▸ **Written request**: Reproduce all records exactly.

▸ **Supplied information**:
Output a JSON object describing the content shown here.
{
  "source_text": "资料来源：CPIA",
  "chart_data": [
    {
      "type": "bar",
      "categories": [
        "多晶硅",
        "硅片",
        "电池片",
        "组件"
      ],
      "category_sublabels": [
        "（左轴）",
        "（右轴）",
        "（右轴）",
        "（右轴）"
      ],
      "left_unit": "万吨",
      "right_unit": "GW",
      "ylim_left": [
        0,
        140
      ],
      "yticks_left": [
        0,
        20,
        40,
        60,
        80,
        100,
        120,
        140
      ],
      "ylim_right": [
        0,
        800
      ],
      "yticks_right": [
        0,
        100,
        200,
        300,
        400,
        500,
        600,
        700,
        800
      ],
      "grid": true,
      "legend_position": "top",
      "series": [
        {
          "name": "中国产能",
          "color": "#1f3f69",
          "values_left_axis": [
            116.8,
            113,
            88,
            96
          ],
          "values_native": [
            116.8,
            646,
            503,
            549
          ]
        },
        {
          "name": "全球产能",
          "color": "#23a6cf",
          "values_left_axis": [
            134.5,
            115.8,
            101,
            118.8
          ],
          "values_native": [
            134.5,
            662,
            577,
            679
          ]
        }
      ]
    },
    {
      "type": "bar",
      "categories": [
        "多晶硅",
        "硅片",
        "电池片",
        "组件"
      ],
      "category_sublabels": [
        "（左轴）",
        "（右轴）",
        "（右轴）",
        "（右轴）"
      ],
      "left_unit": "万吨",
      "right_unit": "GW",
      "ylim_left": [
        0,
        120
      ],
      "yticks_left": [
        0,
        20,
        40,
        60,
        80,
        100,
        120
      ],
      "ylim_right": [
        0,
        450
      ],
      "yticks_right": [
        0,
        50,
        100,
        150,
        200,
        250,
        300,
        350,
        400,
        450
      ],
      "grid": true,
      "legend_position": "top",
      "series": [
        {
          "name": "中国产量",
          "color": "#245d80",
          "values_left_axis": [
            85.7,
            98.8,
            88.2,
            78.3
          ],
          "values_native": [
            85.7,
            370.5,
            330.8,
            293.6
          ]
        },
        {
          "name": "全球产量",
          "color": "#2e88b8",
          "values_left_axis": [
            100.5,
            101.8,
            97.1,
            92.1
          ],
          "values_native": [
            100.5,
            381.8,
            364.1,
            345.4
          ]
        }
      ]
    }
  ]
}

▸ **Result**:
Output a JSON object describing the content shown here.
{
  "source_text": "资料来源：CPIA",
  "chart_data": [
    {
      "type": "bar",
      "categories": [
        "多晶硅",
        "硅片",
        "电池片",
        "组件"
      ],
      "category_sublabels": [
        "（左轴）",
        "（右轴）",
        "（右轴）",
        "（右轴）"
      ],
      "left_unit": "万吨",
      "right_unit": "GW",
      "ylim_left": [
        0,
        140
      ],
      "yticks_left": [
        0,
        20,
        40,
        60,
        80,
        100,
        120,
        140
      ],
      "ylim_right": [
        0,
        800
      ],
      "yticks_right": [
        0,
        100,
        200,
        300,
        400,
        500,
        600,
        700,
        800
      ],
      "grid": true,
      "legend_position": "top",
      "series": [
        {
          "name": "中国产能",
          "color": "#1f3f69",
          "values_left_axis": [
            116.8,
            113,
            88,
            96
          ],
          "values_native": [
            116.8,
            646,
            503,
            549
          ]
        },
        {
          "name": "全球产能",
          "color": "#23a6cf",
          "values_left_axis": [
            134.5,
            115.8,
            101,
            118.8
          ],
          "values_native": [
            134.5,
            662,
            577,
            679
          ]
        }
      ]
    },
    {
      "type": "bar",
      "categories": [
        "多晶硅",
        "硅片",
        "电池片",
        "组件"
      ],
      "category_sublabels": [
        "（左轴）",
        "（右轴）",
        "（右轴）",
        "（右轴）"
      ],
      "left_unit": "万吨",
      "right_unit": "GW",
      "ylim_left": [
        0,
        120
      ],
      "yticks_left": [
        0,
        20,
        40,
        60,
        80,
        100,
        120
      ],
      "ylim_right": [
        0,
        450
      ],
      "yticks_right": [
        0,
        50,
        100,
        150,
        200,
        250,
        300,
        350,
        400,
        450
      ],
      "grid": true,
      "legend_position": "top",
      "series": [
        {
          "name": "中国产量",
          "color": "#245d80",
          "values_left_axis": [
            85.7,
            98.8,
            88.2,
            78.3
          ],
          "values_native": [
            85.7,
            370.5,
            330.8,
            293.6
          ]
        },
        {
          "name": "全球产量",
          "color": "#2e88b8",
          "values_left_axis": [
            100.5,
            101.8,
            97.1,
            92.1
          ],
          "values_native": [
            100.5,
            381.8,
            364.1,
            345.4
          ]
        }
      ]
    }
  ]
}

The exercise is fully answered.